■ **YOUR INSTRUCTIONS**
Could every line of the data be printed exactly as it reads?

■ **Records from a dataset**
%%

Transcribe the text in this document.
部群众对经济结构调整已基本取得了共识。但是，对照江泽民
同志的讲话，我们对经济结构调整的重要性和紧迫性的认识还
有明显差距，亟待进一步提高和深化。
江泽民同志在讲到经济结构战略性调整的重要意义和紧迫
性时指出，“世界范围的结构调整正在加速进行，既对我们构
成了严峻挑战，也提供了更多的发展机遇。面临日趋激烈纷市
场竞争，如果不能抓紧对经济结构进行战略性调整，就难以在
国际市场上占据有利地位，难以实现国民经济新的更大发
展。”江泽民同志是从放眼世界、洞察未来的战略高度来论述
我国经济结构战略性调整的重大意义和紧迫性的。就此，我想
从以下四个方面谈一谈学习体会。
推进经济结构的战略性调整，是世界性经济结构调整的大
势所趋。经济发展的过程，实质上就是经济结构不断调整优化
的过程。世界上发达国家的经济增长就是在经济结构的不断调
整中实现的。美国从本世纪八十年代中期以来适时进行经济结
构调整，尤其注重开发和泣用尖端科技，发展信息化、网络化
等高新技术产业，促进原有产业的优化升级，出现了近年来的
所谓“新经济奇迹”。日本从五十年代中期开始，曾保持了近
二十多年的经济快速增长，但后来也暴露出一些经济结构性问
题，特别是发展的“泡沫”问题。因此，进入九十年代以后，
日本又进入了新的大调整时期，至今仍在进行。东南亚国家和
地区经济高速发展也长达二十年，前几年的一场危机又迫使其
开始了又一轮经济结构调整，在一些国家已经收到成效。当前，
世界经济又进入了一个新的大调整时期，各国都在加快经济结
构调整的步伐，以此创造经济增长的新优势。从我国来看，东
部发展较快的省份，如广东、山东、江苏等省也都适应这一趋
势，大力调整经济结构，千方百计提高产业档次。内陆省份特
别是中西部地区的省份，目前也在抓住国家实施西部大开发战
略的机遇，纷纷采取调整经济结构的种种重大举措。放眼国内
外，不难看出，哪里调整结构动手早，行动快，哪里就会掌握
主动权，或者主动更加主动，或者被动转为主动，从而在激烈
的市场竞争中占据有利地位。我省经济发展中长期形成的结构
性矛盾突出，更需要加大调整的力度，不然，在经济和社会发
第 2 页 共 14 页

%%

■ **PROBLEM SOLUTION**
Transcribe the text in this document.
部群众对经济结构调整已基本取得了共识。但是，对照江泽民
同志的讲话，我们对经济结构调整的重要性和紧迫性的认识还
有明显差距，亟待进一步提高和深化。
江泽民同志在讲到经济结构战略性调整的重要意义和紧迫
性时指出，“世界范围的结构调整正在加速进行，既对我们构
成了严峻挑战，也提供了更多的发展机遇。面临日趋激烈纷市
场竞争，如果不能抓紧对经济结构进行战略性调整，就难以在
国际市场上占据有利地位，难以实现国民经济新的更大发
展。”江泽民同志是从放眼世界、洞察未来的战略高度来论述
我国经济结构战略性调整的重大意义和紧迫性的。就此，我想
从以下四个方面谈一谈学习体会。
推进经济结构的战略性调整，是世界性经济结构调整的大
势所趋。经济发展的过程，实质上就是经济结构不断调整优化
的过程。世界上发达国家的经济增长就是在经济结构的不断调
整中实现的。美国从本世纪八十年代中期以来适时进行经济结
构调整，尤其注重开发和泣用尖端科技，发展信息化、网络化
等高新技术产业，促进原有产业的优化升级，出现了近年来的
所谓“新经济奇迹”。日本从五十年代中期开始，曾保持了近
二十多年的经济快速增长，但后来也暴露出一些经济结构性问
题，特别是发展的“泡沫”问题。因此，进入九十年代以后，
日本又进入了新的大调整时期，至今仍在进行。东南亚国家和
地区经济高速发展也长达二十年，前几年的一场危机又迫使其
开始了又一轮经济结构调整，在一些国家已经收到成效。当前，
世界经济又进入了一个新的大调整时期，各国都在加快经济结
构调整的步伐，以此创造经济增长的新优势。从我国来看，东
部发展较快的省份，如广东、山东、江苏等省也都适应这一趋
势，大力调整经济结构，千方百计提高产业档次。内陆省份特
别是中西部地区的省份，目前也在抓住国家实施西部大开发战
略的机遇，纷纷采取调整经济结构的种种重大举措。放眼国内
外，不难看出，哪里调整结构动手早，行动快，哪里就会掌握
主动权，或者主动更加主动，或者被动转为主动，从而在激烈
的市场竞争中占据有利地位。我省经济发展中长期形成的结构
性矛盾突出，更需要加大调整的力度，不然，在经济和社会发
第 2 页 共 14 页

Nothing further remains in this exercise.